• [DATA EXCERPTS]
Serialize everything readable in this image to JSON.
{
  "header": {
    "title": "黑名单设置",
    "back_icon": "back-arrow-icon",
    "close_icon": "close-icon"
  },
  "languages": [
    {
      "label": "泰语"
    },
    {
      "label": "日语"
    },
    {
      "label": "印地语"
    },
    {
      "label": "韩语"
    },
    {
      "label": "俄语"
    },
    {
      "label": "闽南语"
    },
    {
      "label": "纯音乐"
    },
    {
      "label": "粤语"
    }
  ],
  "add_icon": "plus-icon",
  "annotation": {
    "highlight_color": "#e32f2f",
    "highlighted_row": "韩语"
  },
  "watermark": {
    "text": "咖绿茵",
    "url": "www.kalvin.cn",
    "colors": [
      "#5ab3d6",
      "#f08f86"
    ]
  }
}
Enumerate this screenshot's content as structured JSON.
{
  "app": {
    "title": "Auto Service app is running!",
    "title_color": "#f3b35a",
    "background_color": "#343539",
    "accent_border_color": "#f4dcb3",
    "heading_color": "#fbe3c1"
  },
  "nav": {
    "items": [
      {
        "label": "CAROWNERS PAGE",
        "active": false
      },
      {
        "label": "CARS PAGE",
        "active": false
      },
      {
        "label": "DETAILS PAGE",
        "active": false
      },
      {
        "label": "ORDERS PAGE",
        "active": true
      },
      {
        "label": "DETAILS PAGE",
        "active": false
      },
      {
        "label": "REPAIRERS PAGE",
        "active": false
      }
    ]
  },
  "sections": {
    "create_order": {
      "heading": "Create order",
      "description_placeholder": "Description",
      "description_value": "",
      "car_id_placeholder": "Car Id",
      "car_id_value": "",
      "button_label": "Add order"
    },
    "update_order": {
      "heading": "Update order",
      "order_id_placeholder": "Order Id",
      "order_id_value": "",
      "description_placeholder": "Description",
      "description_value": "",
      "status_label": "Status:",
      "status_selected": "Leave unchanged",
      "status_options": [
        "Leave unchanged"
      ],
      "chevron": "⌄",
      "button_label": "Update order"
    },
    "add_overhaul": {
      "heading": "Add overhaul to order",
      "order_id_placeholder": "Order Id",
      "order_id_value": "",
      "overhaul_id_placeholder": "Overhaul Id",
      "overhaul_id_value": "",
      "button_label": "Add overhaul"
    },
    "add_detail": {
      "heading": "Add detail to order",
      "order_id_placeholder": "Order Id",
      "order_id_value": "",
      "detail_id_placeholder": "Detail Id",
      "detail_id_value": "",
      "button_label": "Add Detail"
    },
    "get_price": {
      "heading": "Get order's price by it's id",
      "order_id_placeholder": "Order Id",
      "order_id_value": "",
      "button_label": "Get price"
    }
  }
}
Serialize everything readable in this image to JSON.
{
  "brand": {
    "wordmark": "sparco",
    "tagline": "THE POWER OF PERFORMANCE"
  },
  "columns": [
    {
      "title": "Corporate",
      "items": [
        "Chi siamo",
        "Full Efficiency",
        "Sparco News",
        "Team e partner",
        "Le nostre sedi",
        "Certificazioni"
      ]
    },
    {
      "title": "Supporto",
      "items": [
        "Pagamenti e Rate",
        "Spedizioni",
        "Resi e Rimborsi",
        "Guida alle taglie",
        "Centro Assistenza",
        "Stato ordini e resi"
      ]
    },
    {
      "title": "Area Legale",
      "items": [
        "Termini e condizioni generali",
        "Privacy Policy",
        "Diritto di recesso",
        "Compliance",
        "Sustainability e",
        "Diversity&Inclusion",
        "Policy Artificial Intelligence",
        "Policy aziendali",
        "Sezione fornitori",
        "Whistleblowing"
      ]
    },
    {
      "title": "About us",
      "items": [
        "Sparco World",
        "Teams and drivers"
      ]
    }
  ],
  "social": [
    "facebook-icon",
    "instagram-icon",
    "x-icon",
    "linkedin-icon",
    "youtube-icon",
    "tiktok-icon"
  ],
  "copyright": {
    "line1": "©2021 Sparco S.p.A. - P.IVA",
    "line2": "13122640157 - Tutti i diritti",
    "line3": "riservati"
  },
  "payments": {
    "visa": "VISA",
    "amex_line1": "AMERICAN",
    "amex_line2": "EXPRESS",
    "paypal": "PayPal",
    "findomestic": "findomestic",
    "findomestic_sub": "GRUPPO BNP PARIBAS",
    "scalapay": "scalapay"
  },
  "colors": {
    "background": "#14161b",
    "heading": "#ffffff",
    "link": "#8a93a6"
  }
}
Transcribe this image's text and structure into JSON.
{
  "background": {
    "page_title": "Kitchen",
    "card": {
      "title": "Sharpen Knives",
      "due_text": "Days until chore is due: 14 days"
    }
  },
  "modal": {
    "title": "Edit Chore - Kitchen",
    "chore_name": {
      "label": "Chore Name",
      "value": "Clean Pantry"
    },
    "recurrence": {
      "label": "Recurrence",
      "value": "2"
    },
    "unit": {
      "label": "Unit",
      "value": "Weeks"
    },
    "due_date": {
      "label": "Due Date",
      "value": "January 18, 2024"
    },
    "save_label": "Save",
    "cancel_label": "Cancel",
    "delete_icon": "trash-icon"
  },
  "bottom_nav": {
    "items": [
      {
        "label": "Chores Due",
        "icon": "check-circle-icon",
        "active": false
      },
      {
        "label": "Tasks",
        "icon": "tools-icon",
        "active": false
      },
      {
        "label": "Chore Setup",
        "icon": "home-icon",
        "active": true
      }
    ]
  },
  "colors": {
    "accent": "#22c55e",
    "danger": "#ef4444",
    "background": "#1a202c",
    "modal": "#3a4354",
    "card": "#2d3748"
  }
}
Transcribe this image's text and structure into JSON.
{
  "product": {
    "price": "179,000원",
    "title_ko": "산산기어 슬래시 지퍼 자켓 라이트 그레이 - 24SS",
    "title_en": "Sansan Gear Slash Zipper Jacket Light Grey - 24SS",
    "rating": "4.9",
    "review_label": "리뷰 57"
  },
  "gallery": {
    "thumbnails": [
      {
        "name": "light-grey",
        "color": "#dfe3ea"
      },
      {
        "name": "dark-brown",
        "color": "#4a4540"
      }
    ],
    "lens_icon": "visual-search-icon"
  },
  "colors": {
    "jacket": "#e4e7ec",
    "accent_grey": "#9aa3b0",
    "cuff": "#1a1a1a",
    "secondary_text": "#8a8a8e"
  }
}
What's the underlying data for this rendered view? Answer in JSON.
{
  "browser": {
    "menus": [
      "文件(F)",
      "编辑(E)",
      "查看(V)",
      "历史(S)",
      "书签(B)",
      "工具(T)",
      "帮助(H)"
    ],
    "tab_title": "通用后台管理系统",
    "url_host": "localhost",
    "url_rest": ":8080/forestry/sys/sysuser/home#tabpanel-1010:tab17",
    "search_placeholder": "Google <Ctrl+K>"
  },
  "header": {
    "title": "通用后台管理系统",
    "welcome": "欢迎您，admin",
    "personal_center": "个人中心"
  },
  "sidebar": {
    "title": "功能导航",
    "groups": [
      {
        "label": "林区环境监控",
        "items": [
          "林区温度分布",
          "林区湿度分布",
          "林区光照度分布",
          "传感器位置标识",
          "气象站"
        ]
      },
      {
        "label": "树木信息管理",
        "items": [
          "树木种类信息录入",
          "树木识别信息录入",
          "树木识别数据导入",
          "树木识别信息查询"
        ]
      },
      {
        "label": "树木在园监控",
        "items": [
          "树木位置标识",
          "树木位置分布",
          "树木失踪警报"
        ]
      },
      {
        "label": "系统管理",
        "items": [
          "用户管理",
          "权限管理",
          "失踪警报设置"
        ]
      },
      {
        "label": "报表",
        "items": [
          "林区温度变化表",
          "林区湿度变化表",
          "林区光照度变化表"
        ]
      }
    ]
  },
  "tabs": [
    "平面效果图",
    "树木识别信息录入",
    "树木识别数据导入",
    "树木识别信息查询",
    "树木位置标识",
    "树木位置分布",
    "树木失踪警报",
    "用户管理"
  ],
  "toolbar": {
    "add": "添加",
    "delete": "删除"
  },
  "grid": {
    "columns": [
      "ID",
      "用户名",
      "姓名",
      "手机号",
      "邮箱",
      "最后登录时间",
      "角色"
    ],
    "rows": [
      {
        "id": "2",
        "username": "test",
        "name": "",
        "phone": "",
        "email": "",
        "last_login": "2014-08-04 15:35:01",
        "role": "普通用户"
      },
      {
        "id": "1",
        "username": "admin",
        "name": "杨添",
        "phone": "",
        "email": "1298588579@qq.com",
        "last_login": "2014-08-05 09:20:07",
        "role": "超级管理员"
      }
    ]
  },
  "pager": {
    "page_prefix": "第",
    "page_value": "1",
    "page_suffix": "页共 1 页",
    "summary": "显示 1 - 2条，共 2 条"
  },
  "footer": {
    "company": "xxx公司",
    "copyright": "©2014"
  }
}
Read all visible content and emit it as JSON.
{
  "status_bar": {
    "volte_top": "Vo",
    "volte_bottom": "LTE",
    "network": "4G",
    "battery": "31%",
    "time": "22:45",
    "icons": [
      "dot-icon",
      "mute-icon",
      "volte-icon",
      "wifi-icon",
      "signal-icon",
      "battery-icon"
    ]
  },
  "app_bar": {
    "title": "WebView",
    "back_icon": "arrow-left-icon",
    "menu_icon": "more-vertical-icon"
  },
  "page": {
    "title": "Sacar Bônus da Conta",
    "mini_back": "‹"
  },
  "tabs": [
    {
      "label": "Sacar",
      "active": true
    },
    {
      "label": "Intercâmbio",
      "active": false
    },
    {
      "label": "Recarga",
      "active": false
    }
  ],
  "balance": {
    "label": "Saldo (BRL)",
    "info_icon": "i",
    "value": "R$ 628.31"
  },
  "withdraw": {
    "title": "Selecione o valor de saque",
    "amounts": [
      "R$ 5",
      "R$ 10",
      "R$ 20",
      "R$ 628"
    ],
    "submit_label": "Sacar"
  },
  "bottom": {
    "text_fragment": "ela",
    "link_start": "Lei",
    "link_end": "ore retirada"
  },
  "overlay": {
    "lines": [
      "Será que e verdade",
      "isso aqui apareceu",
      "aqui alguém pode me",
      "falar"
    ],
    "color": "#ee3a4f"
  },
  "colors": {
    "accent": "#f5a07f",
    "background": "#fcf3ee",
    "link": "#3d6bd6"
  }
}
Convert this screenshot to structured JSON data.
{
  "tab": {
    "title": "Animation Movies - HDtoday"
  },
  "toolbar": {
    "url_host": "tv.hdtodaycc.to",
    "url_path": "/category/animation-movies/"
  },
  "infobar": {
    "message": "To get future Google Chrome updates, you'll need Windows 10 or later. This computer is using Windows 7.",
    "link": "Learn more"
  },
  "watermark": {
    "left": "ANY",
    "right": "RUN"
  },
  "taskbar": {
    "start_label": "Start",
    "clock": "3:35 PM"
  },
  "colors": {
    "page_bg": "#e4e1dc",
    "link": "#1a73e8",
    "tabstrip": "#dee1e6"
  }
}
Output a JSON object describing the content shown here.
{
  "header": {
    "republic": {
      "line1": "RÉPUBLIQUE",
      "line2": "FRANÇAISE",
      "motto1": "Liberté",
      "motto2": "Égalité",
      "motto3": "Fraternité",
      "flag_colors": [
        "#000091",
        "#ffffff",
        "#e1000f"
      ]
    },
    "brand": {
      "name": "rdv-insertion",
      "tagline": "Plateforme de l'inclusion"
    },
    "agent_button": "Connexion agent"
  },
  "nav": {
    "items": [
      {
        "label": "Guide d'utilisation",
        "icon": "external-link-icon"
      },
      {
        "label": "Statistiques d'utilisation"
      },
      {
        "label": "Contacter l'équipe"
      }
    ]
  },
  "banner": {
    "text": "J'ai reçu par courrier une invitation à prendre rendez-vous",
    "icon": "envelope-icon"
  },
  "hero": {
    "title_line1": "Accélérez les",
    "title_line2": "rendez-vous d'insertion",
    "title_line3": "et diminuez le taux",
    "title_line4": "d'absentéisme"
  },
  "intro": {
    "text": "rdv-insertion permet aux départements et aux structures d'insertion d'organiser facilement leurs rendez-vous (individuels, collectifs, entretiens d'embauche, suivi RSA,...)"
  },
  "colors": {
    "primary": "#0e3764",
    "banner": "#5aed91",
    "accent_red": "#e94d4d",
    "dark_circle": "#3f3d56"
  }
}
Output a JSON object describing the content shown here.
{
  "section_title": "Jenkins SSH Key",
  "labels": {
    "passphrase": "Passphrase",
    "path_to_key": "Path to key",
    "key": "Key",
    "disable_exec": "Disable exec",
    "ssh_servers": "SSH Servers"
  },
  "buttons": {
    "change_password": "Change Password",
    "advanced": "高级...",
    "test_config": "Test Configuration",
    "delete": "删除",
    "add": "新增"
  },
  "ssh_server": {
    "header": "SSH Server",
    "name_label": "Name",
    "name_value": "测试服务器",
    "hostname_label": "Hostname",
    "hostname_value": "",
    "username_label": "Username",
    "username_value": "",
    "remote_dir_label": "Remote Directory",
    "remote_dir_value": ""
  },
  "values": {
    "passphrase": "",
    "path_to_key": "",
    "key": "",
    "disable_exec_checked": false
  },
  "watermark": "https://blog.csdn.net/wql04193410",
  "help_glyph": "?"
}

• [YOUR OBJECTIVE] All lines of the data above that include the word "Leave" must be shown.

• [EXERCISE SOLUTION]
      "status_selected": "Leave unchanged",
        "Leave unchanged"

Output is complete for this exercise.